** begin Records provided **

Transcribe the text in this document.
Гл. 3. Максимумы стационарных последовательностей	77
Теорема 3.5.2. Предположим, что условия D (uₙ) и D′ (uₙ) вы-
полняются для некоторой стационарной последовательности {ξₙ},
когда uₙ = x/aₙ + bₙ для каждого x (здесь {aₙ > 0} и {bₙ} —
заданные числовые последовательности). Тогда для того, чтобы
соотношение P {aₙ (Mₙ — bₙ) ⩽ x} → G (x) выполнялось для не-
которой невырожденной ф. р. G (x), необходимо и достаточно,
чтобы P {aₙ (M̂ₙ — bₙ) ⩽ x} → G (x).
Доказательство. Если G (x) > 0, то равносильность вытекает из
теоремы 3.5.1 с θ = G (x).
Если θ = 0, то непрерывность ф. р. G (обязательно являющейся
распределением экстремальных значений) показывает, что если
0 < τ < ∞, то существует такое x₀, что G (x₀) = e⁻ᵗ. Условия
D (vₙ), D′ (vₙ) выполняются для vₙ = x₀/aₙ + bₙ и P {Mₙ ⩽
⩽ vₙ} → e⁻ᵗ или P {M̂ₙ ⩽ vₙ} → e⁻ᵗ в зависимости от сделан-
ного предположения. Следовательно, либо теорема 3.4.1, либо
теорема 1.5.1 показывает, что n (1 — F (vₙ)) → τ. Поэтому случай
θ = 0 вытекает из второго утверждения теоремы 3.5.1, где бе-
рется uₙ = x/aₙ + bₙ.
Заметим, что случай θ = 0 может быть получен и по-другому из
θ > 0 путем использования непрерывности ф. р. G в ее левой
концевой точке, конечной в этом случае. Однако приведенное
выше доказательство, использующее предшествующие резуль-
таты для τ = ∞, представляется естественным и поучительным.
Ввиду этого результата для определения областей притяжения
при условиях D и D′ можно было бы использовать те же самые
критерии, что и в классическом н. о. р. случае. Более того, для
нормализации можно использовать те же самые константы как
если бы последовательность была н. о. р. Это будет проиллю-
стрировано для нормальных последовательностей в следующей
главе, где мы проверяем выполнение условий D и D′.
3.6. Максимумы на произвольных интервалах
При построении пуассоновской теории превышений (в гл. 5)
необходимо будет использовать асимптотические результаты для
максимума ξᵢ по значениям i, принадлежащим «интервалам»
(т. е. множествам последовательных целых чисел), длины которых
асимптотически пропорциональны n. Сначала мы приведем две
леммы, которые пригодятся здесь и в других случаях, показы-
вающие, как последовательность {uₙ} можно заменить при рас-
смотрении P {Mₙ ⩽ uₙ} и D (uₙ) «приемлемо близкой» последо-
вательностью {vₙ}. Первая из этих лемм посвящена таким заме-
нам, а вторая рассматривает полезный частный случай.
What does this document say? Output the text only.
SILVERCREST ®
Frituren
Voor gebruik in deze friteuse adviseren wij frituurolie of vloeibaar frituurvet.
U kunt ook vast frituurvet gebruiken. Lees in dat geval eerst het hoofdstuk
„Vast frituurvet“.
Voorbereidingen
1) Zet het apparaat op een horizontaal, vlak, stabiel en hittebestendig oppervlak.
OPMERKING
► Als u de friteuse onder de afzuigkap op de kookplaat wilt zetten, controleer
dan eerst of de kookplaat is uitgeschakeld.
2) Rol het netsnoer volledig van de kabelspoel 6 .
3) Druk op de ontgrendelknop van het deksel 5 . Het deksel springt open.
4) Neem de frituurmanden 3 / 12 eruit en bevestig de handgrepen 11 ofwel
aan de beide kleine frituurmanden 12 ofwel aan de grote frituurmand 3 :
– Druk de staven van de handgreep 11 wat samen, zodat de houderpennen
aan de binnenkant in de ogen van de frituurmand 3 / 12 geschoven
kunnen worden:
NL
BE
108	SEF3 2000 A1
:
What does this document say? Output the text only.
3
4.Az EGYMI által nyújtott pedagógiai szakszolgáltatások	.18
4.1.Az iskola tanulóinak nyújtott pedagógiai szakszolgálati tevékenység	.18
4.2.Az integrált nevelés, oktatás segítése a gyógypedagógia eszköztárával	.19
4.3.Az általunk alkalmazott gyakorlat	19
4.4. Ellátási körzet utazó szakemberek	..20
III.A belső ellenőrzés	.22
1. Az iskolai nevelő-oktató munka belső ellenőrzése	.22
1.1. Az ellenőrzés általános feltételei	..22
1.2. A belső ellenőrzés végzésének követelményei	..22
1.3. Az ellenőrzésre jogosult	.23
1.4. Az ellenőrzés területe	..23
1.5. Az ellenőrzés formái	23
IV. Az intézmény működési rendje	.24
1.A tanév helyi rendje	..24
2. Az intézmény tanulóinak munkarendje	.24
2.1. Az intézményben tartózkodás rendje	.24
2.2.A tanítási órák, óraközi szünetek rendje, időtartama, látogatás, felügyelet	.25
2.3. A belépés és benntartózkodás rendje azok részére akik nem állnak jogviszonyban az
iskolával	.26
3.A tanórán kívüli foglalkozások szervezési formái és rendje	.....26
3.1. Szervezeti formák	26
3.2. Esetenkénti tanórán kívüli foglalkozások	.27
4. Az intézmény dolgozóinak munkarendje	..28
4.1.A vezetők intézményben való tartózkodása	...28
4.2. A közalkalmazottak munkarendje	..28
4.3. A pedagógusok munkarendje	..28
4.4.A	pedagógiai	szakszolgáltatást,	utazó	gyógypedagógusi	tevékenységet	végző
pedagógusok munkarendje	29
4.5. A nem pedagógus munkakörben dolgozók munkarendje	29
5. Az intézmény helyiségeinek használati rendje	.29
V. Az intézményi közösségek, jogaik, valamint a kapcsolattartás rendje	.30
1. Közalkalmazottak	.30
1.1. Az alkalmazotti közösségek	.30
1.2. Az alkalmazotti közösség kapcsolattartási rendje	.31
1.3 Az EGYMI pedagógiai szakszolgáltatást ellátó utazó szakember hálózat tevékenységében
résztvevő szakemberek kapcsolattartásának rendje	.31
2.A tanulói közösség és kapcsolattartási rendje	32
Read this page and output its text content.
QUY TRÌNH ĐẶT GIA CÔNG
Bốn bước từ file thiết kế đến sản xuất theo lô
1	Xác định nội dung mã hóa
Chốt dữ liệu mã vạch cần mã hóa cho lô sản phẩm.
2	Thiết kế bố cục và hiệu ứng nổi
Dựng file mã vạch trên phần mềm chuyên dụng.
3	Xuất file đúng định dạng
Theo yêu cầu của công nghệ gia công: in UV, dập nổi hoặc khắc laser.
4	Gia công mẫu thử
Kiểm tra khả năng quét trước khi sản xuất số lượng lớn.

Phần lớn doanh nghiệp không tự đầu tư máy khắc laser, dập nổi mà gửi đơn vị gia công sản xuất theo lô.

** end Records provided **

Copy each line of the records that contains the word "frituurmanden".

4) Neem de frituurmanden 3 / 12 eruit en bevestig de handgrepen 11 ofwel
aan de beide kleine frituurmanden 12 ofwel aan de grote frituurmand 3 :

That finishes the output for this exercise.